_INSTRUCTIONS TO FOLLOW_:
Reproduce the full listing that appears beneath this instruction exactly.

_RECORDS SUPPLIED_:
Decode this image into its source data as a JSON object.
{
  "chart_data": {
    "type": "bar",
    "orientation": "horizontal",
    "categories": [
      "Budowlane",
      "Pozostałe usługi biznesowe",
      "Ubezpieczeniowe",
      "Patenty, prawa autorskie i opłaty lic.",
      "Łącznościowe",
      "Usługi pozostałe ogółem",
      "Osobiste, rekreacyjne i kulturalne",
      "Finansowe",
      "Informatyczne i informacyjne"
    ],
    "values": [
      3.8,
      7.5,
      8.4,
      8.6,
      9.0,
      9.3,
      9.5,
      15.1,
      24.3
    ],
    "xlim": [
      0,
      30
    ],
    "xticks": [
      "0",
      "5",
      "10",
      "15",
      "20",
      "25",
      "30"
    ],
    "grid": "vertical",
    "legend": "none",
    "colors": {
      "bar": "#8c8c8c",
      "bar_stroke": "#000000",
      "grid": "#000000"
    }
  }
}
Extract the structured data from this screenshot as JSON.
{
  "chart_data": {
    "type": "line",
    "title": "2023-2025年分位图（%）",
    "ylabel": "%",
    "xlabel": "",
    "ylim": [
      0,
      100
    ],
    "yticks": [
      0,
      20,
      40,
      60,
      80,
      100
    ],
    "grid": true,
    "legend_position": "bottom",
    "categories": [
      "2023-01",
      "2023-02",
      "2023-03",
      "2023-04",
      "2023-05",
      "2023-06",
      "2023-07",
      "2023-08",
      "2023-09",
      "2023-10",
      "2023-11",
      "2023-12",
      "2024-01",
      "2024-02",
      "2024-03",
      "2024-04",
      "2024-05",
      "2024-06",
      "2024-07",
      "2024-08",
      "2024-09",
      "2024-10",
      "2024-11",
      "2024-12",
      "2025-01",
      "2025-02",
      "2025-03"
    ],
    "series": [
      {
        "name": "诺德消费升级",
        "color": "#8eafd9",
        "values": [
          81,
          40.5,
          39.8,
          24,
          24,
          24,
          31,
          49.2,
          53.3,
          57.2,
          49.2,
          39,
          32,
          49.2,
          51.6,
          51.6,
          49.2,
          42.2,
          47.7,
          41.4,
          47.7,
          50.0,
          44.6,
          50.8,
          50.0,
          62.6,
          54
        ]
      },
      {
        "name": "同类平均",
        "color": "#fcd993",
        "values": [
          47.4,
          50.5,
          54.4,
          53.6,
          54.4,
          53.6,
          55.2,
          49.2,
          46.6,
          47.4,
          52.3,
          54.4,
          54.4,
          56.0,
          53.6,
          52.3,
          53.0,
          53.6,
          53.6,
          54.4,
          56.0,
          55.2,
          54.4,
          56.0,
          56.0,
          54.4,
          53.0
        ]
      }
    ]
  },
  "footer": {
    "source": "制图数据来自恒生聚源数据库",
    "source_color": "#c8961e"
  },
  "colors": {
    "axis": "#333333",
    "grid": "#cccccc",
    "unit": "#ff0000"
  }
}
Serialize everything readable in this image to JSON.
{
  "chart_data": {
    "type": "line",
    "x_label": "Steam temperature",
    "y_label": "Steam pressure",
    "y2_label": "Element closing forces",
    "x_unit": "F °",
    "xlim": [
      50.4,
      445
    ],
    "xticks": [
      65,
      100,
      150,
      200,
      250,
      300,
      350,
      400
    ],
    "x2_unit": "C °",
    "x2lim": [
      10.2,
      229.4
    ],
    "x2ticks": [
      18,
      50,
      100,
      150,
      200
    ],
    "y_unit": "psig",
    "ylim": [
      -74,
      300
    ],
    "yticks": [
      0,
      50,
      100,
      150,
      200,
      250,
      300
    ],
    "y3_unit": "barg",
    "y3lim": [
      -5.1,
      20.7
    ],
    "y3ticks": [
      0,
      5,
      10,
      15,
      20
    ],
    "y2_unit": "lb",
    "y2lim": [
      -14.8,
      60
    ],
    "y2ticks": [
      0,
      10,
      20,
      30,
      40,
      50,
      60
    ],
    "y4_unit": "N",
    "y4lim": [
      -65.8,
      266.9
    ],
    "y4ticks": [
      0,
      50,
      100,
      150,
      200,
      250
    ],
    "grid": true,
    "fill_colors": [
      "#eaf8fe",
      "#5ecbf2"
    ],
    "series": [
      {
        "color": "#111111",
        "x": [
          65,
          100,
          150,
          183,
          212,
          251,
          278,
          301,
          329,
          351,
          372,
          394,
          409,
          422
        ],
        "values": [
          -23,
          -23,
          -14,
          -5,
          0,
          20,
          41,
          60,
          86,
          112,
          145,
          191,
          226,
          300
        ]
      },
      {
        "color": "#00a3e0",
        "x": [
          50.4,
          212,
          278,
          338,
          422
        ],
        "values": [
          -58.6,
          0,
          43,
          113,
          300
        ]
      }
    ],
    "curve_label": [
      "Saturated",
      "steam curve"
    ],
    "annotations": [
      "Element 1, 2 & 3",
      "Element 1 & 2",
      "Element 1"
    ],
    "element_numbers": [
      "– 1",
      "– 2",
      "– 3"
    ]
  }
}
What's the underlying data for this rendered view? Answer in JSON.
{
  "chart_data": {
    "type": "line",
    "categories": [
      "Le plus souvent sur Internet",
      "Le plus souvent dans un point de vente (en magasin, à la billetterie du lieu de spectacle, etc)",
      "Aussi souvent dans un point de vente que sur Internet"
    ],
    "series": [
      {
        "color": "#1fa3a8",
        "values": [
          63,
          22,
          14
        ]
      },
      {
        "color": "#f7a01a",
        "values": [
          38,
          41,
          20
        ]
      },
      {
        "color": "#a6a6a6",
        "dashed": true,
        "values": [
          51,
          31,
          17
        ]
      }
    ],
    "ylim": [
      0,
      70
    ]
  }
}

_SOLUTION TO THIS EXERCISE_:
Decode this image into its source data as a JSON object.
{
  "chart_data": {
    "type": "bar",
    "orientation": "horizontal",
    "categories": [
      "Budowlane",
      "Pozostałe usługi biznesowe",
      "Ubezpieczeniowe",
      "Patenty, prawa autorskie i opłaty lic.",
      "Łącznościowe",
      "Usługi pozostałe ogółem",
      "Osobiste, rekreacyjne i kulturalne",
      "Finansowe",
      "Informatyczne i informacyjne"
    ],
    "values": [
      3.8,
      7.5,
      8.4,
      8.6,
      9.0,
      9.3,
      9.5,
      15.1,
      24.3
    ],
    "xlim": [
      0,
      30
    ],
    "xticks": [
      "0",
      "5",
      "10",
      "15",
      "20",
      "25",
      "30"
    ],
    "grid": "vertical",
    "legend": "none",
    "colors": {
      "bar": "#8c8c8c",
      "bar_stroke": "#000000",
      "grid": "#000000"
    }
  }
}
Extract the structured data from this screenshot as JSON.
{
  "chart_data": {
    "type": "line",
    "title": "2023-2025年分位图（%）",
    "ylabel": "%",
    "xlabel": "",
    "ylim": [
      0,
      100
    ],
    "yticks": [
      0,
      20,
      40,
      60,
      80,
      100
    ],
    "grid": true,
    "legend_position": "bottom",
    "categories": [
      "2023-01",
      "2023-02",
      "2023-03",
      "2023-04",
      "2023-05",
      "2023-06",
      "2023-07",
      "2023-08",
      "2023-09",
      "2023-10",
      "2023-11",
      "2023-12",
      "2024-01",
      "2024-02",
      "2024-03",
      "2024-04",
      "2024-05",
      "2024-06",
      "2024-07",
      "2024-08",
      "2024-09",
      "2024-10",
      "2024-11",
      "2024-12",
      "2025-01",
      "2025-02",
      "2025-03"
    ],
    "series": [
      {
        "name": "诺德消费升级",
        "color": "#8eafd9",
        "values": [
          81,
          40.5,
          39.8,
          24,
          24,
          24,
          31,
          49.2,
          53.3,
          57.2,
          49.2,
          39,
          32,
          49.2,
          51.6,
          51.6,
          49.2,
          42.2,
          47.7,
          41.4,
          47.7,
          50.0,
          44.6,
          50.8,
          50.0,
          62.6,
          54
        ]
      },
      {
        "name": "同类平均",
        "color": "#fcd993",
        "values": [
          47.4,
          50.5,
          54.4,
          53.6,
          54.4,
          53.6,
          55.2,
          49.2,
          46.6,
          47.4,
          52.3,
          54.4,
          54.4,
          56.0,
          53.6,
          52.3,
          53.0,
          53.6,
          53.6,
          54.4,
          56.0,
          55.2,
          54.4,
          56.0,
          56.0,
          54.4,
          53.0
        ]
      }
    ]
  },
  "footer": {
    "source": "制图数据来自恒生聚源数据库",
    "source_color": "#c8961e"
  },
  "colors": {
    "axis": "#333333",
    "grid": "#cccccc",
    "unit": "#ff0000"
  }
}
Serialize everything readable in this image to JSON.
{
  "chart_data": {
    "type": "line",
    "x_label": "Steam temperature",
    "y_label": "Steam pressure",
    "y2_label": "Element closing forces",
    "x_unit": "F °",
    "xlim": [
      50.4,
      445
    ],
    "xticks": [
      65,
      100,
      150,
      200,
      250,
      300,
      350,
      400
    ],
    "x2_unit": "C °",
    "x2lim": [
      10.2,
      229.4
    ],
    "x2ticks": [
      18,
      50,
      100,
      150,
      200
    ],
    "y_unit": "psig",
    "ylim": [
      -74,
      300
    ],
    "yticks": [
      0,
      50,
      100,
      150,
      200,
      250,
      300
    ],
    "y3_unit": "barg",
    "y3lim": [
      -5.1,
      20.7
    ],
    "y3ticks": [
      0,
      5,
      10,
      15,
      20
    ],
    "y2_unit": "lb",
    "y2lim": [
      -14.8,
      60
    ],
    "y2ticks": [
      0,
      10,
      20,
      30,
      40,
      50,
      60
    ],
    "y4_unit": "N",
    "y4lim": [
      -65.8,
      266.9
    ],
    "y4ticks": [
      0,
      50,
      100,
      150,
      200,
      250
    ],
    "grid": true,
    "fill_colors": [
      "#eaf8fe",
      "#5ecbf2"
    ],
    "series": [
      {
        "color": "#111111",
        "x": [
          65,
          100,
          150,
          183,
          212,
          251,
          278,
          301,
          329,
          351,
          372,
          394,
          409,
          422
        ],
        "values": [
          -23,
          -23,
          -14,
          -5,
          0,
          20,
          41,
          60,
          86,
          112,
          145,
          191,
          226,
          300
        ]
      },
      {
        "color": "#00a3e0",
        "x": [
          50.4,
          212,
          278,
          338,
          422
        ],
        "values": [
          -58.6,
          0,
          43,
          113,
          300
        ]
      }
    ],
    "curve_label": [
      "Saturated",
      "steam curve"
    ],
    "annotations": [
      "Element 1, 2 & 3",
      "Element 1 & 2",
      "Element 1"
    ],
    "element_numbers": [
      "– 1",
      "– 2",
      "– 3"
    ]
  }
}
What's the underlying data for this rendered view? Answer in JSON.
{
  "chart_data": {
    "type": "line",
    "categories": [
      "Le plus souvent sur Internet",
      "Le plus souvent dans un point de vente (en magasin, à la billetterie du lieu de spectacle, etc)",
      "Aussi souvent dans un point de vente que sur Internet"
    ],
    "series": [
      {
        "color": "#1fa3a8",
        "values": [
          63,
          22,
          14
        ]
      },
      {
        "color": "#f7a01a",
        "values": [
          38,
          41,
          20
        ]
      },
      {
        "color": "#a6a6a6",
        "dashed": true,
        "values": [
          51,
          31,
          17
        ]
      }
    ],
    "ylim": [
      0,
      70
    ]
  }
}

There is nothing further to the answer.